(Recorded data)

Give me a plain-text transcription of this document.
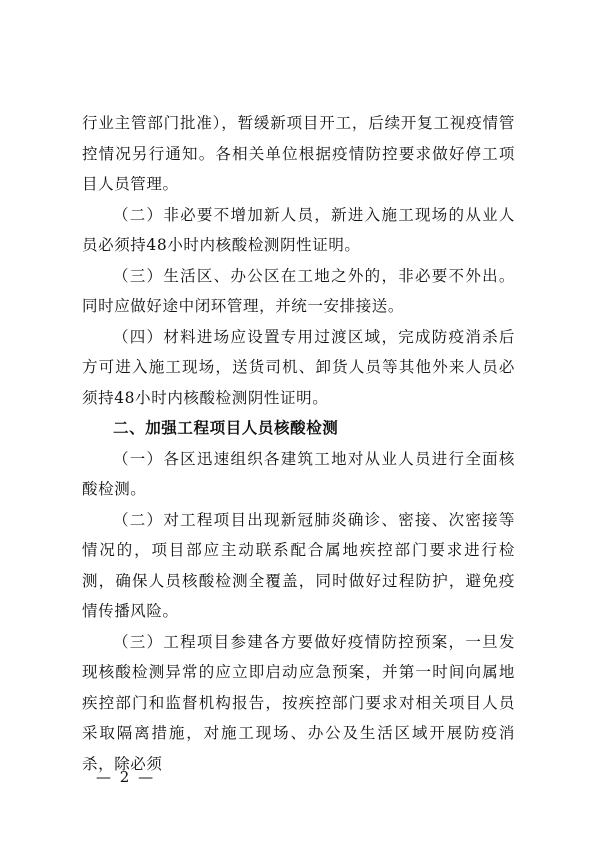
行业主管部门批准），暂缓新项目开工，后续开复工视疫情管控情况另行通知。各相关单位根据疫情防控要求做好停工项目人员管理。

（二）非必要不增加新人员，新进入施工现场的从业人员必须持48小时内核酸检测阴性证明。

（三）生活区、办公区在工地之外的，非必要不外出。同时应做好途中闭环管理，并统一安排接送。

（四）材料进场应设置专用过渡区域，完成防疫消杀后方可进入施工现场，送货司机、卸货人员等其他外来人员必须持48小时内核酸检测阴性证明。

二、加强工程项目人员核酸检测

（一）各区迅速组织各建筑工地对从业人员进行全面核酸检测。

（二）对工程项目出现新冠肺炎确诊、密接、次密接等情况的，项目部应主动联系配合属地疾控部门要求进行检测，确保人员核酸检测全覆盖，同时做好过程防护，避免疫情传播风险。

（三）工程项目参建各方要做好疫情防控预案，一旦发现核酸检测异常的应立即启动应急预案，并第一时间向属地疾控部门和监督机构报告，按疾控部门要求对相关项目人员采取隔离措施，对施工现场、办公及生活区域开展防疫消杀，除必须

— 2 —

▸ **Goal of the exercise**: Restate each entry word for word, please, but drop any images it holds.

▸ **Finished answer**:
Give me a plain-text transcription of this document.
行业主管部门批准），暂缓新项目开工，后续开复工视疫情管控情况另行通知。各相关单位根据疫情防控要求做好停工项目人员管理。

（二）非必要不增加新人员，新进入施工现场的从业人员必须持48小时内核酸检测阴性证明。

（三）生活区、办公区在工地之外的，非必要不外出。同时应做好途中闭环管理，并统一安排接送。

（四）材料进场应设置专用过渡区域，完成防疫消杀后方可进入施工现场，送货司机、卸货人员等其他外来人员必须持48小时内核酸检测阴性证明。

二、加强工程项目人员核酸检测

（一）各区迅速组织各建筑工地对从业人员进行全面核酸检测。

（二）对工程项目出现新冠肺炎确诊、密接、次密接等情况的，项目部应主动联系配合属地疾控部门要求进行检测，确保人员核酸检测全覆盖，同时做好过程防护，避免疫情传播风险。

（三）工程项目参建各方要做好疫情防控预案，一旦发现核酸检测异常的应立即启动应急预案，并第一时间向属地疾控部门和监督机构报告，按疾控部门要求对相关项目人员采取隔离措施，对施工现场、办公及生活区域开展防疫消杀，除必须

— 2 —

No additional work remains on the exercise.